What is expected:
Every entry below should be repeated exactly; the pictures should not.

Provided information:
★ ★ ★ ★ ★
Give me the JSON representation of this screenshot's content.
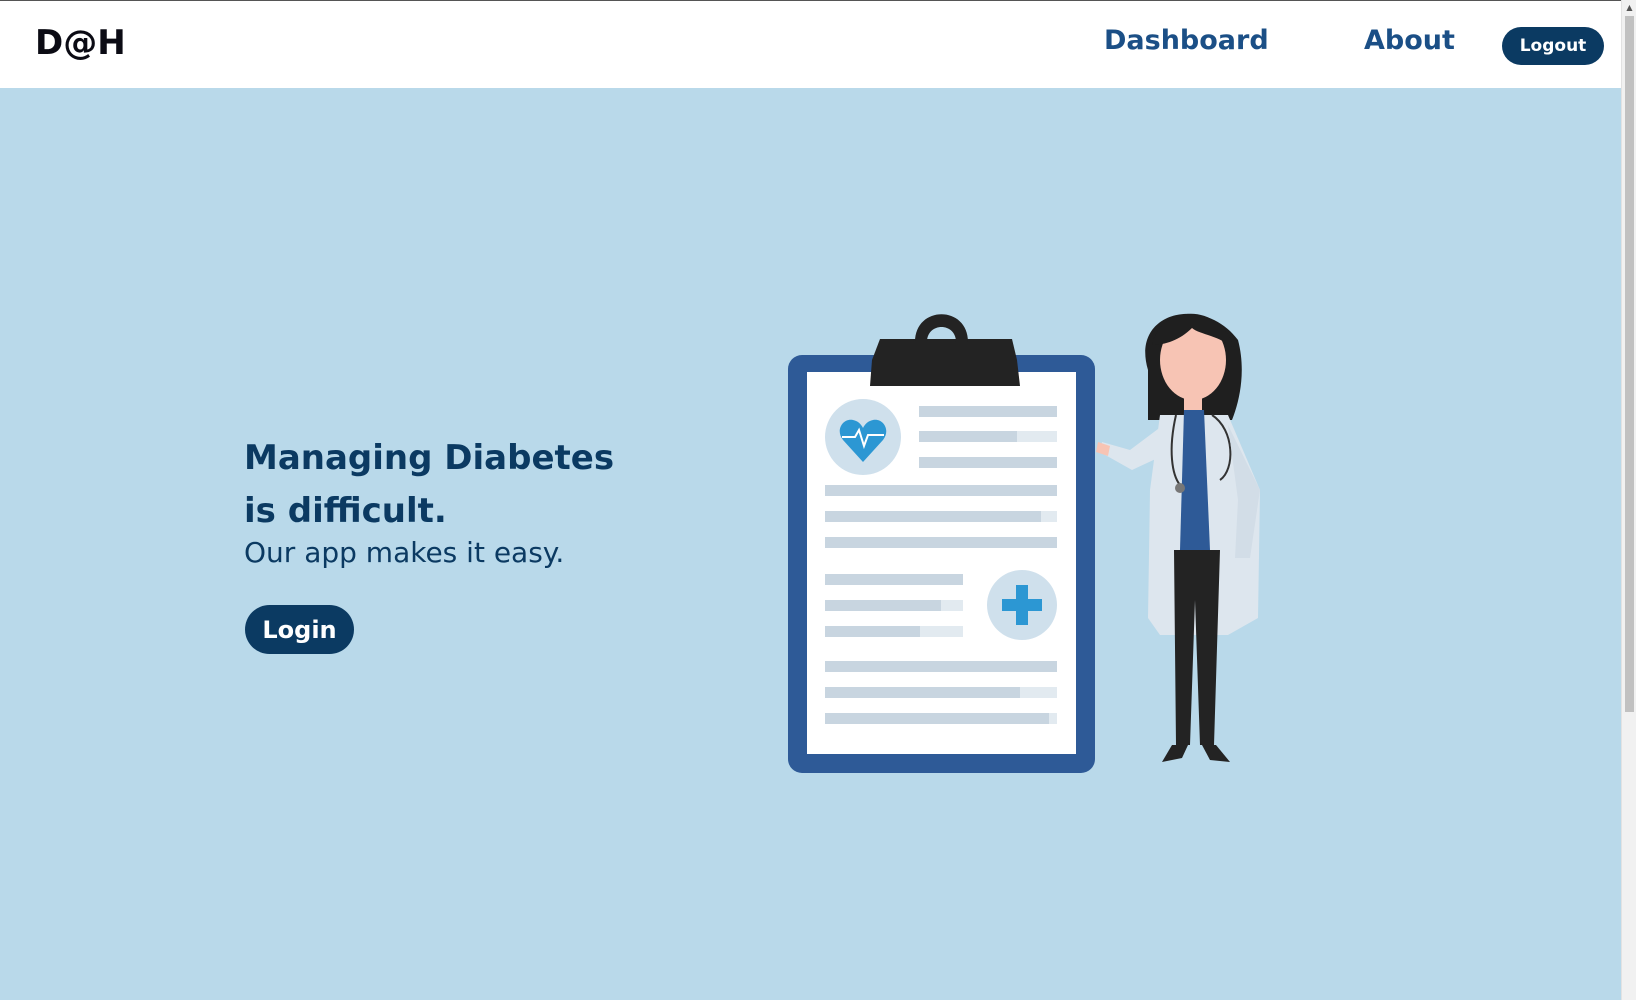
{
  "navbar": {
    "logo": "D@H",
    "links": [
      {
        "label": "Dashboard"
      },
      {
        "label": "About"
      }
    ],
    "logout_label": "Logout"
  },
  "hero": {
    "title_line1": "Managing Diabetes",
    "title_line2": "is difficult.",
    "subtitle": "Our app makes it easy.",
    "login_label": "Login"
  },
  "colors": {
    "background": "#b9d9ea",
    "primary": "#0b3a62",
    "link": "#1b4f86",
    "navbar": "#ffffff"
  },
  "icons": [
    "heart-icon",
    "medical-cross-icon",
    "clipboard-illustration",
    "doctor-illustration"
  ]
}
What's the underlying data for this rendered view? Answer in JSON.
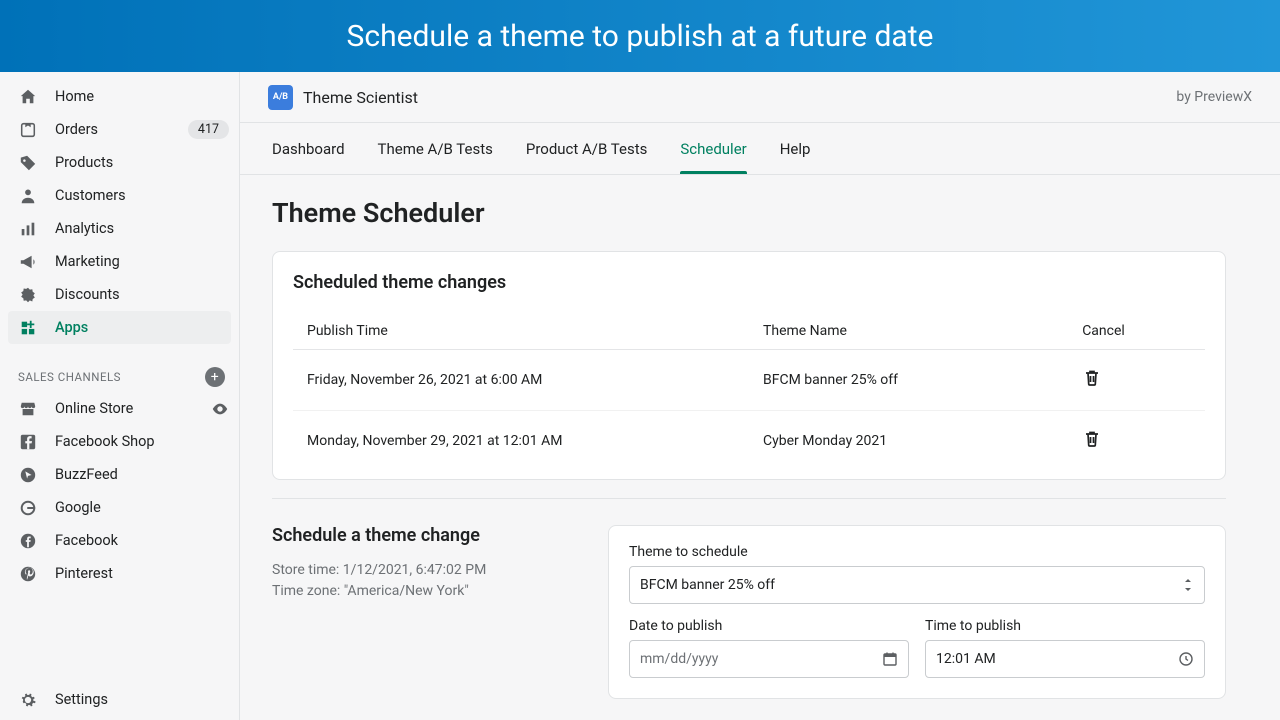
{
  "banner": {
    "headline": "Schedule a theme to publish at a future date"
  },
  "sidebar": {
    "nav": [
      {
        "label": "Home",
        "icon": "home"
      },
      {
        "label": "Orders",
        "icon": "orders",
        "badge": "417"
      },
      {
        "label": "Products",
        "icon": "products"
      },
      {
        "label": "Customers",
        "icon": "customers"
      },
      {
        "label": "Analytics",
        "icon": "analytics"
      },
      {
        "label": "Marketing",
        "icon": "marketing"
      },
      {
        "label": "Discounts",
        "icon": "discounts"
      },
      {
        "label": "Apps",
        "icon": "apps",
        "active": true
      }
    ],
    "channels_header": "SALES CHANNELS",
    "channels": [
      {
        "label": "Online Store",
        "icon": "store",
        "eye": true
      },
      {
        "label": "Facebook Shop",
        "icon": "fb-square"
      },
      {
        "label": "BuzzFeed",
        "icon": "buzzfeed"
      },
      {
        "label": "Google",
        "icon": "google"
      },
      {
        "label": "Facebook",
        "icon": "fb-circle"
      },
      {
        "label": "Pinterest",
        "icon": "pinterest"
      }
    ],
    "settings_label": "Settings"
  },
  "appbar": {
    "title": "Theme Scientist",
    "by_line": "by PreviewX"
  },
  "tabs": {
    "items": [
      "Dashboard",
      "Theme A/B Tests",
      "Product A/B Tests",
      "Scheduler",
      "Help"
    ],
    "active_index": 3
  },
  "page": {
    "title": "Theme Scheduler"
  },
  "scheduled": {
    "heading": "Scheduled theme changes",
    "columns": {
      "publish": "Publish Time",
      "theme": "Theme Name",
      "cancel": "Cancel"
    },
    "rows": [
      {
        "publish": "Friday, November 26, 2021 at 6:00 AM",
        "theme": "BFCM banner 25% off"
      },
      {
        "publish": "Monday, November 29, 2021 at 12:01 AM",
        "theme": "Cyber Monday 2021"
      }
    ]
  },
  "form": {
    "heading": "Schedule a theme change",
    "store_time": "Store time: 1/12/2021, 6:47:02 PM",
    "time_zone": "Time zone: \"America/New York\"",
    "theme_label": "Theme to schedule",
    "theme_value": "BFCM banner 25% off",
    "date_label": "Date to publish",
    "date_placeholder": "mm/dd/yyyy",
    "time_label": "Time to publish",
    "time_value": "12:01 AM"
  }
}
★ ★ ★ ★ ★
Task output:
Give me the JSON representation of this screenshot's content.
{
  "navbar": {
    "logo": "D@H",
    "links": [
      {
        "label": "Dashboard"
      },
      {
        "label": "About"
      }
    ],
    "logout_label": "Logout"
  },
  "hero": {
    "title_line1": "Managing Diabetes",
    "title_line2": "is difficult.",
    "subtitle": "Our app makes it easy.",
    "login_label": "Login"
  },
  "colors": {
    "background": "#b9d9ea",
    "primary": "#0b3a62",
    "link": "#1b4f86",
    "navbar": "#ffffff"
  },
  "icons": [
    "heart-icon",
    "medical-cross-icon",
    "clipboard-illustration",
    "doctor-illustration"
  ]
}
What's the underlying data for this rendered view? Answer in JSON.
{
  "banner": {
    "headline": "Schedule a theme to publish at a future date"
  },
  "sidebar": {
    "nav": [
      {
        "label": "Home",
        "icon": "home"
      },
      {
        "label": "Orders",
        "icon": "orders",
        "badge": "417"
      },
      {
        "label": "Products",
        "icon": "products"
      },
      {
        "label": "Customers",
        "icon": "customers"
      },
      {
        "label": "Analytics",
        "icon": "analytics"
      },
      {
        "label": "Marketing",
        "icon": "marketing"
      },
      {
        "label": "Discounts",
        "icon": "discounts"
      },
      {
        "label": "Apps",
        "icon": "apps",
        "active": true
      }
    ],
    "channels_header": "SALES CHANNELS",
    "channels": [
      {
        "label": "Online Store",
        "icon": "store",
        "eye": true
      },
      {
        "label": "Facebook Shop",
        "icon": "fb-square"
      },
      {
        "label": "BuzzFeed",
        "icon": "buzzfeed"
      },
      {
        "label": "Google",
        "icon": "google"
      },
      {
        "label": "Facebook",
        "icon": "fb-circle"
      },
      {
        "label": "Pinterest",
        "icon": "pinterest"
      }
    ],
    "settings_label": "Settings"
  },
  "appbar": {
    "title": "Theme Scientist",
    "by_line": "by PreviewX"
  },
  "tabs": {
    "items": [
      "Dashboard",
      "Theme A/B Tests",
      "Product A/B Tests",
      "Scheduler",
      "Help"
    ],
    "active_index": 3
  },
  "page": {
    "title": "Theme Scheduler"
  },
  "scheduled": {
    "heading": "Scheduled theme changes",
    "columns": {
      "publish": "Publish Time",
      "theme": "Theme Name",
      "cancel": "Cancel"
    },
    "rows": [
      {
        "publish": "Friday, November 26, 2021 at 6:00 AM",
        "theme": "BFCM banner 25% off"
      },
      {
        "publish": "Monday, November 29, 2021 at 12:01 AM",
        "theme": "Cyber Monday 2021"
      }
    ]
  },
  "form": {
    "heading": "Schedule a theme change",
    "store_time": "Store time: 1/12/2021, 6:47:02 PM",
    "time_zone": "Time zone: \"America/New York\"",
    "theme_label": "Theme to schedule",
    "theme_value": "BFCM banner 25% off",
    "date_label": "Date to publish",
    "date_placeholder": "mm/dd/yyyy",
    "time_label": "Time to publish",
    "time_value": "12:01 AM"
  }
}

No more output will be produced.